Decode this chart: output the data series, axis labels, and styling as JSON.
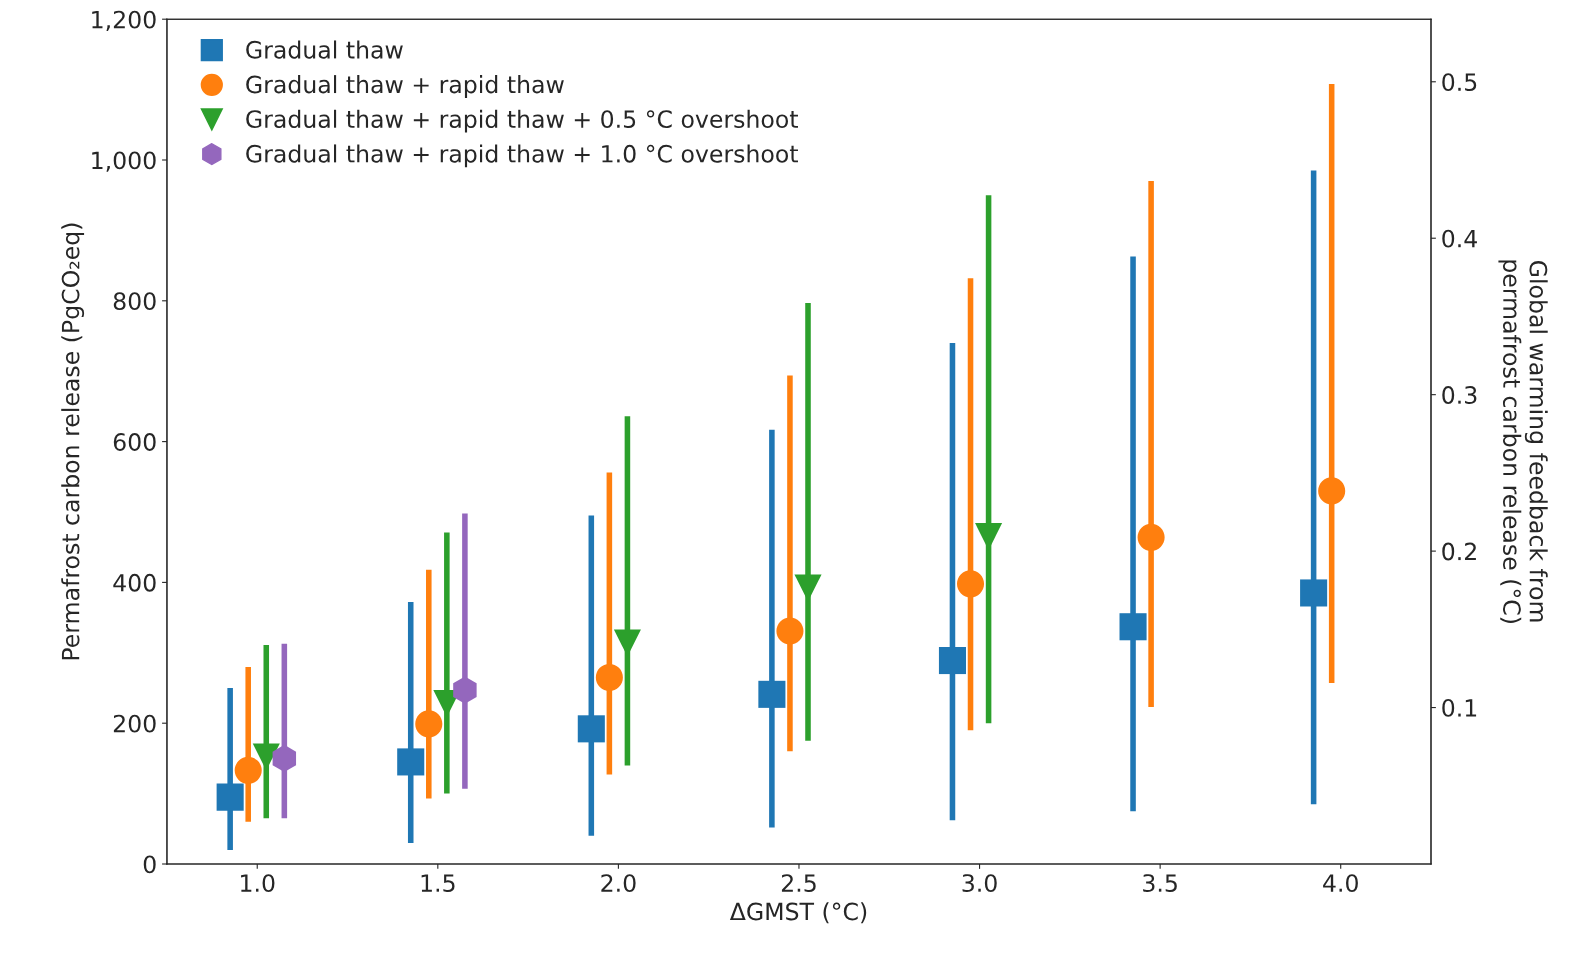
{
  "chart_data": {
    "type": "scatter",
    "xlabel": "ΔGMST (°C)",
    "ylabel": "Permafrost carbon release (PgCO₂eq)",
    "y2label": "Global warming feedback from\npermafrost carbon release (°C)",
    "xlim": [
      0.75,
      4.25
    ],
    "xticks": [
      {
        "value": 1,
        "label": "1.0"
      },
      {
        "value": 1.5,
        "label": "1.5"
      },
      {
        "value": 2,
        "label": "2.0"
      },
      {
        "value": 2.5,
        "label": "2.5"
      },
      {
        "value": 3,
        "label": "3.0"
      },
      {
        "value": 3.5,
        "label": "3.5"
      },
      {
        "value": 4,
        "label": "4.0"
      }
    ],
    "ylim": [
      0,
      1200
    ],
    "yticks": [
      0,
      200,
      400,
      600,
      800,
      {
        "value": 1000,
        "label": "1,000"
      },
      {
        "value": 1200,
        "label": "1,200"
      }
    ],
    "y2lim": [
      0,
      0.54
    ],
    "y2ticks": [
      0.1,
      0.2,
      0.3,
      0.4,
      0.5
    ],
    "legend": "top left",
    "grid": false,
    "series": [
      {
        "name": "Gradual thaw",
        "color": "#1f77b4",
        "marker": "square",
        "x": [
          0.925,
          1.425,
          1.925,
          2.425,
          2.925,
          3.425,
          3.925
        ],
        "values": [
          95,
          145,
          192,
          241,
          289,
          337,
          385
        ],
        "errors": [
          [
            20,
            250
          ],
          [
            30,
            372
          ],
          [
            40,
            495
          ],
          [
            52,
            617
          ],
          [
            62,
            740
          ],
          [
            75,
            863
          ],
          [
            85,
            985
          ]
        ]
      },
      {
        "name": "Gradual thaw + rapid thaw",
        "color": "#ff7f0e",
        "marker": "circle",
        "x": [
          0.975,
          1.475,
          1.975,
          2.475,
          2.975,
          3.475,
          3.975
        ],
        "values": [
          133,
          199,
          265,
          331,
          398,
          464,
          530
        ],
        "errors": [
          [
            60,
            280
          ],
          [
            93,
            418
          ],
          [
            127,
            556
          ],
          [
            160,
            694
          ],
          [
            190,
            832
          ],
          [
            223,
            970
          ],
          [
            257,
            1108
          ]
        ]
      },
      {
        "name": "Gradual thaw + rapid thaw + 0.5 °C overshoot",
        "color": "#2ca02c",
        "marker": "triangle_down",
        "x": [
          1.025,
          1.525,
          2.025,
          2.525,
          3.025
        ],
        "values": [
          152,
          228,
          314,
          392,
          465
        ],
        "errors": [
          [
            65,
            311
          ],
          [
            100,
            471
          ],
          [
            140,
            636
          ],
          [
            175,
            797
          ],
          [
            200,
            950
          ]
        ]
      },
      {
        "name": "Gradual thaw + rapid thaw + 1.0 °C overshoot",
        "color": "#9467bd",
        "x": [
          1.075,
          1.575
        ],
        "values": [
          150,
          247
        ],
        "errors": [
          [
            65,
            313
          ],
          [
            107,
            498
          ]
        ]
      }
    ]
  }
}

__Problem requirements__: Look through the entries above. Extract each line with the word "rapid".

__Answer in full__:
        "name": "Gradual thaw + rapid thaw",
        "name": "Gradual thaw + rapid thaw + 0.5 °C overshoot",
        "name": "Gradual thaw + rapid thaw + 1.0 °C overshoot",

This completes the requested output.